Collected data:

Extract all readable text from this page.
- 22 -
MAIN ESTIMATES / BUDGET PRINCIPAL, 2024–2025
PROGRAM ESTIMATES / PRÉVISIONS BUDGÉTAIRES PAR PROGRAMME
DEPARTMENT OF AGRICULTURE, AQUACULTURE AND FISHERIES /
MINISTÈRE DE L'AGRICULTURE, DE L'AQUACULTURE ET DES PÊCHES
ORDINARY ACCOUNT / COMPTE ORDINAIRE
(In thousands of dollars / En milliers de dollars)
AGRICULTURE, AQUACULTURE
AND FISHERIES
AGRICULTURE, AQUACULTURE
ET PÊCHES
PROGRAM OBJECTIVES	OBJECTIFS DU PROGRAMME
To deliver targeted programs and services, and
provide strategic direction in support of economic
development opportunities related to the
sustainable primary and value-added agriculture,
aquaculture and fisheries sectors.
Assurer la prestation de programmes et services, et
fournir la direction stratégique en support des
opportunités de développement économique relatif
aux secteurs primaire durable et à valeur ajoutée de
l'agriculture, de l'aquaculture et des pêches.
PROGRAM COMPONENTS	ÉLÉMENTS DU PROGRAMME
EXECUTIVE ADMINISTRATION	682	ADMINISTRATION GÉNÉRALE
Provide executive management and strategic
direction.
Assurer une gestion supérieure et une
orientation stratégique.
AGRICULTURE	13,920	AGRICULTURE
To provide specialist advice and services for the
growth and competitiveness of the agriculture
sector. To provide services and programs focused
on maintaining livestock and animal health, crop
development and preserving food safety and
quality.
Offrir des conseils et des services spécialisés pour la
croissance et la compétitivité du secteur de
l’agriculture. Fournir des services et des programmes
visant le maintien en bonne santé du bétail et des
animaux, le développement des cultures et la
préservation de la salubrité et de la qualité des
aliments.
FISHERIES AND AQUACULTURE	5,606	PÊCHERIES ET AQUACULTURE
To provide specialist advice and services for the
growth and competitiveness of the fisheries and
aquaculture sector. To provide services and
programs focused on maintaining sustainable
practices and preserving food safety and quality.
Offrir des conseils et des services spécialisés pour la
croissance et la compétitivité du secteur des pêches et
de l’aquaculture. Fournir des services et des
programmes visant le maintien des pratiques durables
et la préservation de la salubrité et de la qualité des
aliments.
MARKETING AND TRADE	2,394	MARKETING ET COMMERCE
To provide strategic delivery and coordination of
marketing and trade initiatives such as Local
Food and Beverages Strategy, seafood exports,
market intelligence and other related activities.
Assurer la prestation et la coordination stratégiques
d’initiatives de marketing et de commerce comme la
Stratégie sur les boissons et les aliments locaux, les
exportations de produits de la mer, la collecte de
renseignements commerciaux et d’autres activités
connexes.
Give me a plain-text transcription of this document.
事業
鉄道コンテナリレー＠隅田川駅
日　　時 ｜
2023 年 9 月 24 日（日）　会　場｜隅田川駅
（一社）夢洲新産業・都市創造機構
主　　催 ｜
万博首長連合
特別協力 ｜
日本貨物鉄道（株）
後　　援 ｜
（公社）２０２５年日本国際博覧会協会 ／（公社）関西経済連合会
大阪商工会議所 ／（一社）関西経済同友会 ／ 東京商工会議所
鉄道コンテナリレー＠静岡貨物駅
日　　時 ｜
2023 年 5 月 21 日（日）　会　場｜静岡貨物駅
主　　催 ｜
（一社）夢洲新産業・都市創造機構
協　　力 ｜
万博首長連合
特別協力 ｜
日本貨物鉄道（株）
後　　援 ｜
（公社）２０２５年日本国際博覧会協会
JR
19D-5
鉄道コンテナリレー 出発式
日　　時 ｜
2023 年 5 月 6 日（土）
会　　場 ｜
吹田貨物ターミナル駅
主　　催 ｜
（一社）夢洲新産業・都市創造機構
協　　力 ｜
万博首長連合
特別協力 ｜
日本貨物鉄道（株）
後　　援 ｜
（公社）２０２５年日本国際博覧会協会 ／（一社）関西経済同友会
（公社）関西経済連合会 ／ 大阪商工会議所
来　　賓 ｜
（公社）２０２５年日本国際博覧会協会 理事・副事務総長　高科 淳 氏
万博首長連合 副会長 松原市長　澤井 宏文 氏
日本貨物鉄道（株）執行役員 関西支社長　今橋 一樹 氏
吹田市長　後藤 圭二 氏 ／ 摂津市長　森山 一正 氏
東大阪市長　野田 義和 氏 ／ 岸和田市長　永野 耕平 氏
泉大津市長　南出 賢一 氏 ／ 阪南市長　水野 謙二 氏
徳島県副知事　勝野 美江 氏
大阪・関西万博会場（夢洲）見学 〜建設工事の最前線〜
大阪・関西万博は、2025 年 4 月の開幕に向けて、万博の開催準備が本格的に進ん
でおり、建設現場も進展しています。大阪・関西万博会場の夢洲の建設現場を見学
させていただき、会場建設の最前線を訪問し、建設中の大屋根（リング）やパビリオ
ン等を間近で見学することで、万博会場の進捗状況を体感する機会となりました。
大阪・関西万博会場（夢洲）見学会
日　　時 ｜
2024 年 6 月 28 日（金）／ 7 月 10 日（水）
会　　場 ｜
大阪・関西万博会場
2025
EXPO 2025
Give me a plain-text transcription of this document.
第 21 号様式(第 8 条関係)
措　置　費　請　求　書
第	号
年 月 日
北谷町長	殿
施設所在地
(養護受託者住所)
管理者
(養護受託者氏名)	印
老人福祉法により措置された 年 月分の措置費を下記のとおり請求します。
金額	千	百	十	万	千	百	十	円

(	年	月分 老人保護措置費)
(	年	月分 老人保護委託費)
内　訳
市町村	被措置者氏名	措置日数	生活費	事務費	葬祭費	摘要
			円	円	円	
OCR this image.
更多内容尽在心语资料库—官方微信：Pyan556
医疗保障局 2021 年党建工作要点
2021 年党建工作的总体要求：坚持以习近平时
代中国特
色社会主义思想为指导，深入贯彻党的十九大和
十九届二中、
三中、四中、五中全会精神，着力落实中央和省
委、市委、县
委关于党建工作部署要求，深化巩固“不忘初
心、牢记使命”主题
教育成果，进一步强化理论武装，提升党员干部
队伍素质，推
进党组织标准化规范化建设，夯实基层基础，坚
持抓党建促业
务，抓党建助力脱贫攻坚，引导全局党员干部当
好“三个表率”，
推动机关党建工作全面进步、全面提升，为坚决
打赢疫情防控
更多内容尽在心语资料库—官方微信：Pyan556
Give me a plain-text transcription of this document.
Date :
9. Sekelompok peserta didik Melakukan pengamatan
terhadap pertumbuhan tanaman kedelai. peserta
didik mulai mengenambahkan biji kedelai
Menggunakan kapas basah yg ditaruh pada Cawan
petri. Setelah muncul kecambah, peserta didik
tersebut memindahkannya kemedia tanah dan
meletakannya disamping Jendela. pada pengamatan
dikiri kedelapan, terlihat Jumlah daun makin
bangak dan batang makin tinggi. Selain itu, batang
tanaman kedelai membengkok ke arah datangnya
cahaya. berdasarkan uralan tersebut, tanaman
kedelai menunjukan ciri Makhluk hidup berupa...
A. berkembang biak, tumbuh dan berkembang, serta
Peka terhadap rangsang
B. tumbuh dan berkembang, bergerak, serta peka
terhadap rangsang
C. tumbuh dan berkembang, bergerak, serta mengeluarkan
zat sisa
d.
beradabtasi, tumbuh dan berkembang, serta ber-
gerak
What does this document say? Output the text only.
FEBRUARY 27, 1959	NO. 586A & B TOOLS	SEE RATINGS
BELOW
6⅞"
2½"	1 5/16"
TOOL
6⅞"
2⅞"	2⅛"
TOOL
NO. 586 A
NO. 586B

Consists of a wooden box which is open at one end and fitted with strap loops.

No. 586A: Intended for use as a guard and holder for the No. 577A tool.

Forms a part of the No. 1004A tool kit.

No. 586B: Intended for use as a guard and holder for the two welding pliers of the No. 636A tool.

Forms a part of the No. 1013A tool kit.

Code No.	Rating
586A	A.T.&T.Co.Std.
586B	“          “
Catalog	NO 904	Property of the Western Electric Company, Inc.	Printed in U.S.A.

DIRECTIVE: Show every line in the records above that contains the word "direction".

ANSWER IN FULL:
provide strategic direction in support of economic
fournir la direction stratégique en support des
direction.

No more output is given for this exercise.